## [WHAT IS ASKED]
Restate word for word the lines from the one containing "Extract all readable text from this page." through the end of the listing below, with both ends included.

## [PROVIDED DATA]
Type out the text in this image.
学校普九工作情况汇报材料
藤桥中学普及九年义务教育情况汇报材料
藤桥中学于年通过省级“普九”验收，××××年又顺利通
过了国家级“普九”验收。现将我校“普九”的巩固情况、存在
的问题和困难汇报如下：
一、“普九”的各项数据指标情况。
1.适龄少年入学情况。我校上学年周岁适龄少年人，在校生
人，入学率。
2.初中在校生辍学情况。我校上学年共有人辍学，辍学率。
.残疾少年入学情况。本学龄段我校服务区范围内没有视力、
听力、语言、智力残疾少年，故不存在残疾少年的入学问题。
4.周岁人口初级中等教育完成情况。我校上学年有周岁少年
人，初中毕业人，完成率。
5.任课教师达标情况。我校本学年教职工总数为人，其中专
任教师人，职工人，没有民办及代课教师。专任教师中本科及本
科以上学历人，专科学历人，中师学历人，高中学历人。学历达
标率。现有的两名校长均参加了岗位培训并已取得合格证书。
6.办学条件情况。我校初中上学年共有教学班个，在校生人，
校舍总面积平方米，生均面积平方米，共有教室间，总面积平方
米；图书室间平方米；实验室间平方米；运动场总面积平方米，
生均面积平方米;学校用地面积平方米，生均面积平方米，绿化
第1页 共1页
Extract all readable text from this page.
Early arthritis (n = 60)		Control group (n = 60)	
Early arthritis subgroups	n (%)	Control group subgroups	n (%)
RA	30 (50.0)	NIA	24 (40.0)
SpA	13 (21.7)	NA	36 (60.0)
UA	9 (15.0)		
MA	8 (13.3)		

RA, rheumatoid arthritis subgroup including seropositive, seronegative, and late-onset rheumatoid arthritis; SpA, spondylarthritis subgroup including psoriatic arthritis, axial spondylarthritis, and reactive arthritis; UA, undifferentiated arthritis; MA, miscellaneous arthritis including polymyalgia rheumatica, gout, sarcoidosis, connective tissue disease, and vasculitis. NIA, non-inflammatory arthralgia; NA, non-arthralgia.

## [ANSWER FOR THE TASK]
Extract all readable text from this page.
Early arthritis (n = 60)		Control group (n = 60)	
Early arthritis subgroups	n (%)	Control group subgroups	n (%)
RA	30 (50.0)	NIA	24 (40.0)
SpA	13 (21.7)	NA	36 (60.0)
UA	9 (15.0)		
MA	8 (13.3)		

RA, rheumatoid arthritis subgroup including seropositive, seronegative, and late-onset rheumatoid arthritis; SpA, spondylarthritis subgroup including psoriatic arthritis, axial spondylarthritis, and reactive arthritis; UA, undifferentiated arthritis; MA, miscellaneous arthritis including polymyalgia rheumatica, gout, sarcoidosis, connective tissue disease, and vasculitis. NIA, non-inflammatory arthralgia; NA, non-arthralgia.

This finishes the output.